**Description of the task**
Write out the entries verbatim and leave the images out of the copy.

**Source data**
== == ==

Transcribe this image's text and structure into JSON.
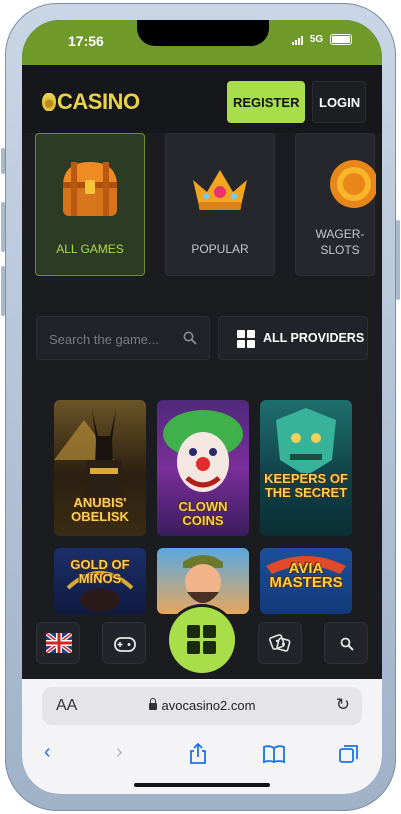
{
  "status": {
    "time": "17:56",
    "network": "5G"
  },
  "header": {
    "logo": "CASINO",
    "register_label": "REGISTER",
    "login_label": "LOGIN"
  },
  "categories": [
    {
      "label": "ALL GAMES",
      "icon": "chest-icon",
      "active": true
    },
    {
      "label": "POPULAR",
      "icon": "crown-icon",
      "active": false
    },
    {
      "label": "WAGER-\nSLOTS",
      "icon": "coin-icon",
      "active": false
    }
  ],
  "search": {
    "placeholder": "Search the game...",
    "providers_label": "ALL PROVIDERS"
  },
  "games": [
    {
      "name": "ANUBIS' OBELISK"
    },
    {
      "name": "CLOWN COINS"
    },
    {
      "name": "KEEPERS OF THE SECRET"
    },
    {
      "name": "GOLD OF MINOS"
    },
    {
      "name": ""
    },
    {
      "name": "AVIA MASTERS"
    }
  ],
  "bottom_nav": {
    "icons": [
      "uk-flag-icon",
      "gamepad-icon",
      "grid-icon",
      "dice-icon",
      "search-icon"
    ]
  },
  "browser": {
    "aa_label": "AA",
    "url": "avocasino2.com"
  },
  "colors": {
    "accent": "#a8de4a",
    "status_bar": "#6f9a2a",
    "background": "#1b1c20",
    "link": "#1a73e8"
  }
}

== == ==

**Final result**
Transcribe this image's text and structure into JSON.
{
  "status": {
    "time": "17:56",
    "network": "5G"
  },
  "header": {
    "logo": "CASINO",
    "register_label": "REGISTER",
    "login_label": "LOGIN"
  },
  "categories": [
    {
      "label": "ALL GAMES",
      "icon": "chest-icon",
      "active": true
    },
    {
      "label": "POPULAR",
      "icon": "crown-icon",
      "active": false
    },
    {
      "label": "WAGER-\nSLOTS",
      "icon": "coin-icon",
      "active": false
    }
  ],
  "search": {
    "placeholder": "Search the game...",
    "providers_label": "ALL PROVIDERS"
  },
  "games": [
    {
      "name": "ANUBIS' OBELISK"
    },
    {
      "name": "CLOWN COINS"
    },
    {
      "name": "KEEPERS OF THE SECRET"
    },
    {
      "name": "GOLD OF MINOS"
    },
    {
      "name": ""
    },
    {
      "name": "AVIA MASTERS"
    }
  ],
  "bottom_nav": {
    "icons": [
      "uk-flag-icon",
      "gamepad-icon",
      "grid-icon",
      "dice-icon",
      "search-icon"
    ]
  },
  "browser": {
    "aa_label": "AA",
    "url": "avocasino2.com"
  },
  "colors": {
    "accent": "#a8de4a",
    "status_bar": "#6f9a2a",
    "background": "#1b1c20",
    "link": "#1a73e8"
  }
}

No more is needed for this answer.